**Request**: All of the material below is to be repeated exactly.

Saved entries
···
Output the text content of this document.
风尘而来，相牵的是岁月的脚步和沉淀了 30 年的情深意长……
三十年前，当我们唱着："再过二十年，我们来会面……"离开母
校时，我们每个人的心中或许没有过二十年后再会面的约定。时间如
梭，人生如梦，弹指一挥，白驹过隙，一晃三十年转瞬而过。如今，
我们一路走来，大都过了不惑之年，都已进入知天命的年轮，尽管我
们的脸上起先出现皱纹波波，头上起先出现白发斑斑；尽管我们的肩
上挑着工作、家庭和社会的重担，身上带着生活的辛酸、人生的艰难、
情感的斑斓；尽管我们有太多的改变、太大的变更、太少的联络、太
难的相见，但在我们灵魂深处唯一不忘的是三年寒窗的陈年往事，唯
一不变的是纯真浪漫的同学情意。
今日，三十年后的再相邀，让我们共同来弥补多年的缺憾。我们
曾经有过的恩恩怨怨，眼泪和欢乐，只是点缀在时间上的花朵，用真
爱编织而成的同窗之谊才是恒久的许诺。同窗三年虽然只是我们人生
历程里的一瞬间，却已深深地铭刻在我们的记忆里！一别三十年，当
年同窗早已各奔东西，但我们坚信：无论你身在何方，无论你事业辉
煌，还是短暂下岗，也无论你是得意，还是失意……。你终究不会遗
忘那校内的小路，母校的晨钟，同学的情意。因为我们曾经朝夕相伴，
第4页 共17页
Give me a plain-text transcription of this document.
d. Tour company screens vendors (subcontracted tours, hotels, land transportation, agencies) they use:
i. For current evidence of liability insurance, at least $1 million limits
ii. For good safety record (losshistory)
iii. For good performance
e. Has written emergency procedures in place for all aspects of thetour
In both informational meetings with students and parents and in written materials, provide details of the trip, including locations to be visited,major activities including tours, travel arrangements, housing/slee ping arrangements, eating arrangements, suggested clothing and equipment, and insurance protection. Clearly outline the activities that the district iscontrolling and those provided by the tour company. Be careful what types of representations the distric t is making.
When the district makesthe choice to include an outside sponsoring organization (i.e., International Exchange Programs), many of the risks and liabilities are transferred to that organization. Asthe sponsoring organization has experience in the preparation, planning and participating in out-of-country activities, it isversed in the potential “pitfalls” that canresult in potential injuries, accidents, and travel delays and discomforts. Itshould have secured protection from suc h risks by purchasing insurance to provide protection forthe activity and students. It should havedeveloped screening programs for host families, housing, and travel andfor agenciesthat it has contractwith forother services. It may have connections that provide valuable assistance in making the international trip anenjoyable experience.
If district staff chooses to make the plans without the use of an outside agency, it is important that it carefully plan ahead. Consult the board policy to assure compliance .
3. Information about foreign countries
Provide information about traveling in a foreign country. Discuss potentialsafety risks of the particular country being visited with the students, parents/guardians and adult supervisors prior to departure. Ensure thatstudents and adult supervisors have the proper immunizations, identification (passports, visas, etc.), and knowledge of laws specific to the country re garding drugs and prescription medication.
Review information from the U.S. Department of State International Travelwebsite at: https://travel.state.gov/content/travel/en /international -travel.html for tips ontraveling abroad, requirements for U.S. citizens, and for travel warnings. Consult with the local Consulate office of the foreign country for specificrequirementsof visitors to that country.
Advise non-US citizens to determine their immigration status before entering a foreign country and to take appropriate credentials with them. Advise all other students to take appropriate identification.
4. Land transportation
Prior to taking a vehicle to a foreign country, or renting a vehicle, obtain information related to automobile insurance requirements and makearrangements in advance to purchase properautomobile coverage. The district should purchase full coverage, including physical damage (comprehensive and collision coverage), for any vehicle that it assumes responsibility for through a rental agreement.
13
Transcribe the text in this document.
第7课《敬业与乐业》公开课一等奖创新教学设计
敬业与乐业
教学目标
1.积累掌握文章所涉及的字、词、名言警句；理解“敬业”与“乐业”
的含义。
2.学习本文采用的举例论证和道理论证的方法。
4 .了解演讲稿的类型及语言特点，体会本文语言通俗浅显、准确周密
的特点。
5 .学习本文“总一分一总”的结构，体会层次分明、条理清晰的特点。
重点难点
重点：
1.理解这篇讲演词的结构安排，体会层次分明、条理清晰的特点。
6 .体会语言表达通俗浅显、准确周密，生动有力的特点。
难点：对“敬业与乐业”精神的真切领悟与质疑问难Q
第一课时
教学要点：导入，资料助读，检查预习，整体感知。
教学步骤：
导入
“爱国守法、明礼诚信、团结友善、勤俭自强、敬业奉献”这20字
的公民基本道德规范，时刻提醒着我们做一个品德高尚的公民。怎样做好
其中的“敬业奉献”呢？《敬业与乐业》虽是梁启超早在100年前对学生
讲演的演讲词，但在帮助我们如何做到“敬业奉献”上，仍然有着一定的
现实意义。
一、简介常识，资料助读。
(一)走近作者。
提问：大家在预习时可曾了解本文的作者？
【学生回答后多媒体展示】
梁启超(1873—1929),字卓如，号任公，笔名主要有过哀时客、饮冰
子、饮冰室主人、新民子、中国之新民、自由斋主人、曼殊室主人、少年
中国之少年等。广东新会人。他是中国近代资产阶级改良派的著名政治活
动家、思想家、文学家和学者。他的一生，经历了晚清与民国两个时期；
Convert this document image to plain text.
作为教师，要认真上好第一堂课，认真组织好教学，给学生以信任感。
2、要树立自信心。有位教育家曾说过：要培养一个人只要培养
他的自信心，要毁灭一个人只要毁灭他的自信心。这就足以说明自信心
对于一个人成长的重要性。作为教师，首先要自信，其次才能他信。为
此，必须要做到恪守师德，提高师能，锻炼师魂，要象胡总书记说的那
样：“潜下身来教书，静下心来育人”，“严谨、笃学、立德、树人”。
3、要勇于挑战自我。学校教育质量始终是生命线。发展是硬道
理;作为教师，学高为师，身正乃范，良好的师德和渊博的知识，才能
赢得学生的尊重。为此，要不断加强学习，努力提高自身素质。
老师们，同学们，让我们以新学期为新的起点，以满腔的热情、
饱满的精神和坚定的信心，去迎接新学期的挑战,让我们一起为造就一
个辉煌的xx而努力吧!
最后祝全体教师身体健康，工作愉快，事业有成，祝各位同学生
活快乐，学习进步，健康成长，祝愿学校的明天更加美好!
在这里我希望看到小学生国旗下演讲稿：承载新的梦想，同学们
···
**Full output**:
Output the text content of this document.
风尘而来，相牵的是岁月的脚步和沉淀了 30 年的情深意长……
三十年前，当我们唱着："再过二十年，我们来会面……"离开母
校时，我们每个人的心中或许没有过二十年后再会面的约定。时间如
梭，人生如梦，弹指一挥，白驹过隙，一晃三十年转瞬而过。如今，
我们一路走来，大都过了不惑之年，都已进入知天命的年轮，尽管我
们的脸上起先出现皱纹波波，头上起先出现白发斑斑；尽管我们的肩
上挑着工作、家庭和社会的重担，身上带着生活的辛酸、人生的艰难、
情感的斑斓；尽管我们有太多的改变、太大的变更、太少的联络、太
难的相见，但在我们灵魂深处唯一不忘的是三年寒窗的陈年往事，唯
一不变的是纯真浪漫的同学情意。
今日，三十年后的再相邀，让我们共同来弥补多年的缺憾。我们
曾经有过的恩恩怨怨，眼泪和欢乐，只是点缀在时间上的花朵，用真
爱编织而成的同窗之谊才是恒久的许诺。同窗三年虽然只是我们人生
历程里的一瞬间，却已深深地铭刻在我们的记忆里！一别三十年，当
年同窗早已各奔东西，但我们坚信：无论你身在何方，无论你事业辉
煌，还是短暂下岗，也无论你是得意，还是失意……。你终究不会遗
忘那校内的小路，母校的晨钟，同学的情意。因为我们曾经朝夕相伴，
第4页 共17页
Give me a plain-text transcription of this document.
d. Tour company screens vendors (subcontracted tours, hotels, land transportation, agencies) they use:
i. For current evidence of liability insurance, at least $1 million limits
ii. For good safety record (losshistory)
iii. For good performance
e. Has written emergency procedures in place for all aspects of thetour
In both informational meetings with students and parents and in written materials, provide details of the trip, including locations to be visited,major activities including tours, travel arrangements, housing/slee ping arrangements, eating arrangements, suggested clothing and equipment, and insurance protection. Clearly outline the activities that the district iscontrolling and those provided by the tour company. Be careful what types of representations the distric t is making.
When the district makesthe choice to include an outside sponsoring organization (i.e., International Exchange Programs), many of the risks and liabilities are transferred to that organization. Asthe sponsoring organization has experience in the preparation, planning and participating in out-of-country activities, it isversed in the potential “pitfalls” that canresult in potential injuries, accidents, and travel delays and discomforts. Itshould have secured protection from suc h risks by purchasing insurance to provide protection forthe activity and students. It should havedeveloped screening programs for host families, housing, and travel andfor agenciesthat it has contractwith forother services. It may have connections that provide valuable assistance in making the international trip anenjoyable experience.
If district staff chooses to make the plans without the use of an outside agency, it is important that it carefully plan ahead. Consult the board policy to assure compliance .
3. Information about foreign countries
Provide information about traveling in a foreign country. Discuss potentialsafety risks of the particular country being visited with the students, parents/guardians and adult supervisors prior to departure. Ensure thatstudents and adult supervisors have the proper immunizations, identification (passports, visas, etc.), and knowledge of laws specific to the country re garding drugs and prescription medication.
Review information from the U.S. Department of State International Travelwebsite at: https://travel.state.gov/content/travel/en /international -travel.html for tips ontraveling abroad, requirements for U.S. citizens, and for travel warnings. Consult with the local Consulate office of the foreign country for specificrequirementsof visitors to that country.
Advise non-US citizens to determine their immigration status before entering a foreign country and to take appropriate credentials with them. Advise all other students to take appropriate identification.
4. Land transportation
Prior to taking a vehicle to a foreign country, or renting a vehicle, obtain information related to automobile insurance requirements and makearrangements in advance to purchase properautomobile coverage. The district should purchase full coverage, including physical damage (comprehensive and collision coverage), for any vehicle that it assumes responsibility for through a rental agreement.
13
Transcribe the text in this document.
第7课《敬业与乐业》公开课一等奖创新教学设计
敬业与乐业
教学目标
1.积累掌握文章所涉及的字、词、名言警句；理解“敬业”与“乐业”
的含义。
2.学习本文采用的举例论证和道理论证的方法。
4 .了解演讲稿的类型及语言特点，体会本文语言通俗浅显、准确周密
的特点。
5 .学习本文“总一分一总”的结构，体会层次分明、条理清晰的特点。
重点难点
重点：
1.理解这篇讲演词的结构安排，体会层次分明、条理清晰的特点。
6 .体会语言表达通俗浅显、准确周密，生动有力的特点。
难点：对“敬业与乐业”精神的真切领悟与质疑问难Q
第一课时
教学要点：导入，资料助读，检查预习，整体感知。
教学步骤：
导入
“爱国守法、明礼诚信、团结友善、勤俭自强、敬业奉献”这20字
的公民基本道德规范，时刻提醒着我们做一个品德高尚的公民。怎样做好
其中的“敬业奉献”呢？《敬业与乐业》虽是梁启超早在100年前对学生
讲演的演讲词，但在帮助我们如何做到“敬业奉献”上，仍然有着一定的
现实意义。
一、简介常识，资料助读。
(一)走近作者。
提问：大家在预习时可曾了解本文的作者？
【学生回答后多媒体展示】
梁启超(1873—1929),字卓如，号任公，笔名主要有过哀时客、饮冰
子、饮冰室主人、新民子、中国之新民、自由斋主人、曼殊室主人、少年
中国之少年等。广东新会人。他是中国近代资产阶级改良派的著名政治活
动家、思想家、文学家和学者。他的一生，经历了晚清与民国两个时期；
Convert this document image to plain text.
作为教师，要认真上好第一堂课，认真组织好教学，给学生以信任感。
2、要树立自信心。有位教育家曾说过：要培养一个人只要培养
他的自信心，要毁灭一个人只要毁灭他的自信心。这就足以说明自信心
对于一个人成长的重要性。作为教师，首先要自信，其次才能他信。为
此，必须要做到恪守师德，提高师能，锻炼师魂，要象胡总书记说的那
样：“潜下身来教书，静下心来育人”，“严谨、笃学、立德、树人”。
3、要勇于挑战自我。学校教育质量始终是生命线。发展是硬道
理;作为教师，学高为师，身正乃范，良好的师德和渊博的知识，才能
赢得学生的尊重。为此，要不断加强学习，努力提高自身素质。
老师们，同学们，让我们以新学期为新的起点，以满腔的热情、
饱满的精神和坚定的信心，去迎接新学期的挑战,让我们一起为造就一
个辉煌的xx而努力吧!
最后祝全体教师身体健康，工作愉快，事业有成，祝各位同学生
活快乐，学习进步，健康成长，祝愿学校的明天更加美好!
在这里我希望看到小学生国旗下演讲稿：承载新的梦想，同学们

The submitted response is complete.